RECORDS SHOWN:
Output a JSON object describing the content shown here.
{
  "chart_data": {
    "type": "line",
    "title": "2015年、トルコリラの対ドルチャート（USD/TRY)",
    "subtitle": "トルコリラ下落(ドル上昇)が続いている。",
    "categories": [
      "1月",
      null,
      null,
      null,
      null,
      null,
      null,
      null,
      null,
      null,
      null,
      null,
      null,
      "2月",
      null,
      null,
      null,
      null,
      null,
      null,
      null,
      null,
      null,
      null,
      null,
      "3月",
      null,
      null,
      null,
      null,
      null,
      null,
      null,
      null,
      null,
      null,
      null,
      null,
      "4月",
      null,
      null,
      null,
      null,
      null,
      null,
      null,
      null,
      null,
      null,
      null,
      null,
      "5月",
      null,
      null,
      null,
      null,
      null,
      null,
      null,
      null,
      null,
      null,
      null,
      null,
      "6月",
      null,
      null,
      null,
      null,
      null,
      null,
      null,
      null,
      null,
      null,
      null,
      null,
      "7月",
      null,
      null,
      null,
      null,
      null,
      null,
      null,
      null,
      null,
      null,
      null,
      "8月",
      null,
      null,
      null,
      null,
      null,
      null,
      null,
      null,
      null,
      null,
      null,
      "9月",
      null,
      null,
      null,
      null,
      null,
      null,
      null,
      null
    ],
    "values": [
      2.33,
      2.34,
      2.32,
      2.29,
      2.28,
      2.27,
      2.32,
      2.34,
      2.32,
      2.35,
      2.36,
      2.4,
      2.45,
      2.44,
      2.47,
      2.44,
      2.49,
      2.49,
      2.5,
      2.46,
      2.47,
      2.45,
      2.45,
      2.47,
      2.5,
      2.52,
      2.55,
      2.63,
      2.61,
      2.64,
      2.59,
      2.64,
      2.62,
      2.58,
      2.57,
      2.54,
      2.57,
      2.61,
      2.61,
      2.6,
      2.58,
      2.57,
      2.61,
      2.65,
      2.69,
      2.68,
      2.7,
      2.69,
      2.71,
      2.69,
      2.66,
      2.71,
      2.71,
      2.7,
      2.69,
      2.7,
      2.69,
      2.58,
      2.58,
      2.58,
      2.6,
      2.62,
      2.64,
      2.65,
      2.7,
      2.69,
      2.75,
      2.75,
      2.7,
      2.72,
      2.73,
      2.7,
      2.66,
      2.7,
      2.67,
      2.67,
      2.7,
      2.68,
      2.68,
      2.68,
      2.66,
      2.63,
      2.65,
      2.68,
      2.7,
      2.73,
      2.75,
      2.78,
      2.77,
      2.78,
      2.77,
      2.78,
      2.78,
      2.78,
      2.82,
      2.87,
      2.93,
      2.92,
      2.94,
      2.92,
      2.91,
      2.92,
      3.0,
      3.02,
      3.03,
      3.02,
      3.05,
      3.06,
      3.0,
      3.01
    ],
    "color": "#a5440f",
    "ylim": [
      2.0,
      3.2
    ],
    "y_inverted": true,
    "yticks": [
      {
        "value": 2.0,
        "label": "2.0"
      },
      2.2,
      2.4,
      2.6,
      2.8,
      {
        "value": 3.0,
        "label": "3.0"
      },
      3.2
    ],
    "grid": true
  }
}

EXERCISE TASK: Take the listing above and set it down exactly.

FULL OUTPUT:
Output a JSON object describing the content shown here.
{
  "chart_data": {
    "type": "line",
    "title": "2015年、トルコリラの対ドルチャート（USD/TRY)",
    "subtitle": "トルコリラ下落(ドル上昇)が続いている。",
    "categories": [
      "1月",
      null,
      null,
      null,
      null,
      null,
      null,
      null,
      null,
      null,
      null,
      null,
      null,
      "2月",
      null,
      null,
      null,
      null,
      null,
      null,
      null,
      null,
      null,
      null,
      null,
      "3月",
      null,
      null,
      null,
      null,
      null,
      null,
      null,
      null,
      null,
      null,
      null,
      null,
      "4月",
      null,
      null,
      null,
      null,
      null,
      null,
      null,
      null,
      null,
      null,
      null,
      null,
      "5月",
      null,
      null,
      null,
      null,
      null,
      null,
      null,
      null,
      null,
      null,
      null,
      null,
      "6月",
      null,
      null,
      null,
      null,
      null,
      null,
      null,
      null,
      null,
      null,
      null,
      null,
      "7月",
      null,
      null,
      null,
      null,
      null,
      null,
      null,
      null,
      null,
      null,
      null,
      "8月",
      null,
      null,
      null,
      null,
      null,
      null,
      null,
      null,
      null,
      null,
      null,
      "9月",
      null,
      null,
      null,
      null,
      null,
      null,
      null,
      null
    ],
    "values": [
      2.33,
      2.34,
      2.32,
      2.29,
      2.28,
      2.27,
      2.32,
      2.34,
      2.32,
      2.35,
      2.36,
      2.4,
      2.45,
      2.44,
      2.47,
      2.44,
      2.49,
      2.49,
      2.5,
      2.46,
      2.47,
      2.45,
      2.45,
      2.47,
      2.5,
      2.52,
      2.55,
      2.63,
      2.61,
      2.64,
      2.59,
      2.64,
      2.62,
      2.58,
      2.57,
      2.54,
      2.57,
      2.61,
      2.61,
      2.6,
      2.58,
      2.57,
      2.61,
      2.65,
      2.69,
      2.68,
      2.7,
      2.69,
      2.71,
      2.69,
      2.66,
      2.71,
      2.71,
      2.7,
      2.69,
      2.7,
      2.69,
      2.58,
      2.58,
      2.58,
      2.6,
      2.62,
      2.64,
      2.65,
      2.7,
      2.69,
      2.75,
      2.75,
      2.7,
      2.72,
      2.73,
      2.7,
      2.66,
      2.7,
      2.67,
      2.67,
      2.7,
      2.68,
      2.68,
      2.68,
      2.66,
      2.63,
      2.65,
      2.68,
      2.7,
      2.73,
      2.75,
      2.78,
      2.77,
      2.78,
      2.77,
      2.78,
      2.78,
      2.78,
      2.82,
      2.87,
      2.93,
      2.92,
      2.94,
      2.92,
      2.91,
      2.92,
      3.0,
      3.02,
      3.03,
      3.02,
      3.05,
      3.06,
      3.0,
      3.01
    ],
    "color": "#a5440f",
    "ylim": [
      2.0,
      3.2
    ],
    "y_inverted": true,
    "yticks": [
      {
        "value": 2.0,
        "label": "2.0"
      },
      2.2,
      2.4,
      2.6,
      2.8,
      {
        "value": 3.0,
        "label": "3.0"
      },
      3.2
    ],
    "grid": true
  }
}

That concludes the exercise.